Records for the exercise:

"""

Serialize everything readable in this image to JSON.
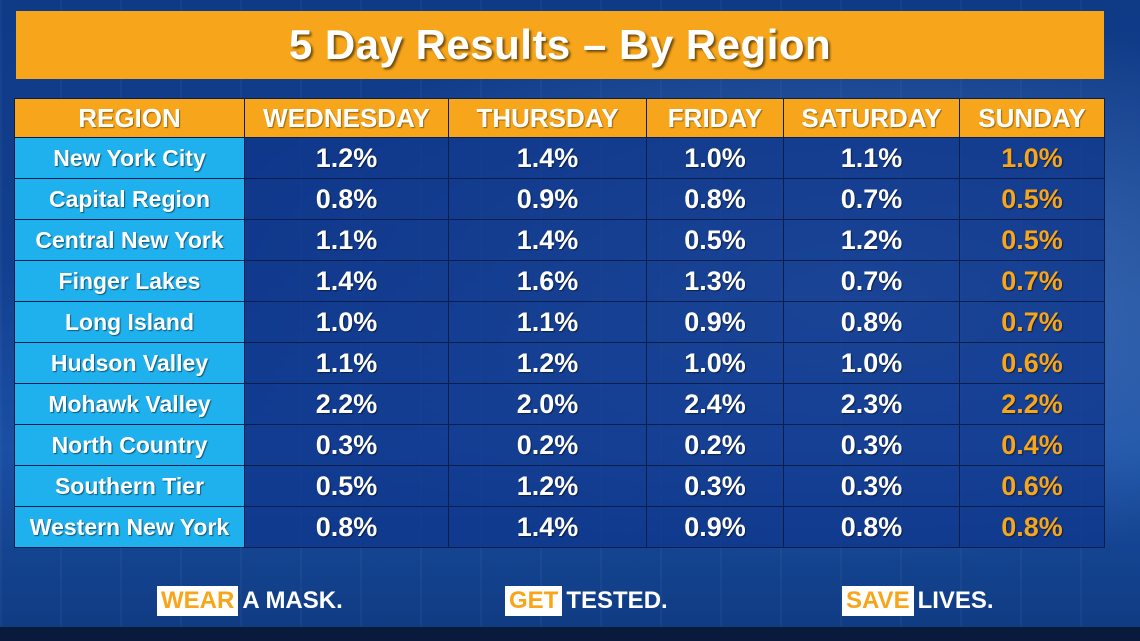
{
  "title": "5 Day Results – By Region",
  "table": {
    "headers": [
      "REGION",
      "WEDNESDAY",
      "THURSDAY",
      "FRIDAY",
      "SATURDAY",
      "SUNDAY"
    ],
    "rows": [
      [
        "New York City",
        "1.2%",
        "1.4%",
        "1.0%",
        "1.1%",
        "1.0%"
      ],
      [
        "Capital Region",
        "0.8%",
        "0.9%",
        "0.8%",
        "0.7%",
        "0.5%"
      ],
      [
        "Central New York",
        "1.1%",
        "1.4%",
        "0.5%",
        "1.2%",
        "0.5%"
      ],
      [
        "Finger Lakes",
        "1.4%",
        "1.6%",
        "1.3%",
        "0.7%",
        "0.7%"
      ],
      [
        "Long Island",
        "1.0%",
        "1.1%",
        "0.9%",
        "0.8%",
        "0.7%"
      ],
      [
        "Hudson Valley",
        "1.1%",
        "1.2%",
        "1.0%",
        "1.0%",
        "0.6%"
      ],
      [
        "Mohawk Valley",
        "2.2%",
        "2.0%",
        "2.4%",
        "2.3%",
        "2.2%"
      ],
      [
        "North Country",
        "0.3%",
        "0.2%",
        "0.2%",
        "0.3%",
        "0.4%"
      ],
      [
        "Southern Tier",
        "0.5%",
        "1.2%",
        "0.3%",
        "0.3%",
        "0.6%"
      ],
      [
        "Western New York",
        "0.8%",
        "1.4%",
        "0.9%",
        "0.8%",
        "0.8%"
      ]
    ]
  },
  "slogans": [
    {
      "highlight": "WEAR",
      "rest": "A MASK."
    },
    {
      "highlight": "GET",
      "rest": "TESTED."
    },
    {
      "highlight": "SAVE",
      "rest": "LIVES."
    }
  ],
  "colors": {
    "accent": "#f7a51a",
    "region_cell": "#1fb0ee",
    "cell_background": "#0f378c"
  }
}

"""

Exercise:
Exclude the pictures, and transcribe all of the material exactly.

Complete answer:
Serialize everything readable in this image to JSON.
{
  "title": "5 Day Results – By Region",
  "table": {
    "headers": [
      "REGION",
      "WEDNESDAY",
      "THURSDAY",
      "FRIDAY",
      "SATURDAY",
      "SUNDAY"
    ],
    "rows": [
      [
        "New York City",
        "1.2%",
        "1.4%",
        "1.0%",
        "1.1%",
        "1.0%"
      ],
      [
        "Capital Region",
        "0.8%",
        "0.9%",
        "0.8%",
        "0.7%",
        "0.5%"
      ],
      [
        "Central New York",
        "1.1%",
        "1.4%",
        "0.5%",
        "1.2%",
        "0.5%"
      ],
      [
        "Finger Lakes",
        "1.4%",
        "1.6%",
        "1.3%",
        "0.7%",
        "0.7%"
      ],
      [
        "Long Island",
        "1.0%",
        "1.1%",
        "0.9%",
        "0.8%",
        "0.7%"
      ],
      [
        "Hudson Valley",
        "1.1%",
        "1.2%",
        "1.0%",
        "1.0%",
        "0.6%"
      ],
      [
        "Mohawk Valley",
        "2.2%",
        "2.0%",
        "2.4%",
        "2.3%",
        "2.2%"
      ],
      [
        "North Country",
        "0.3%",
        "0.2%",
        "0.2%",
        "0.3%",
        "0.4%"
      ],
      [
        "Southern Tier",
        "0.5%",
        "1.2%",
        "0.3%",
        "0.3%",
        "0.6%"
      ],
      [
        "Western New York",
        "0.8%",
        "1.4%",
        "0.9%",
        "0.8%",
        "0.8%"
      ]
    ]
  },
  "slogans": [
    {
      "highlight": "WEAR",
      "rest": "A MASK."
    },
    {
      "highlight": "GET",
      "rest": "TESTED."
    },
    {
      "highlight": "SAVE",
      "rest": "LIVES."
    }
  ],
  "colors": {
    "accent": "#f7a51a",
    "region_cell": "#1fb0ee",
    "cell_background": "#0f378c"
  }
}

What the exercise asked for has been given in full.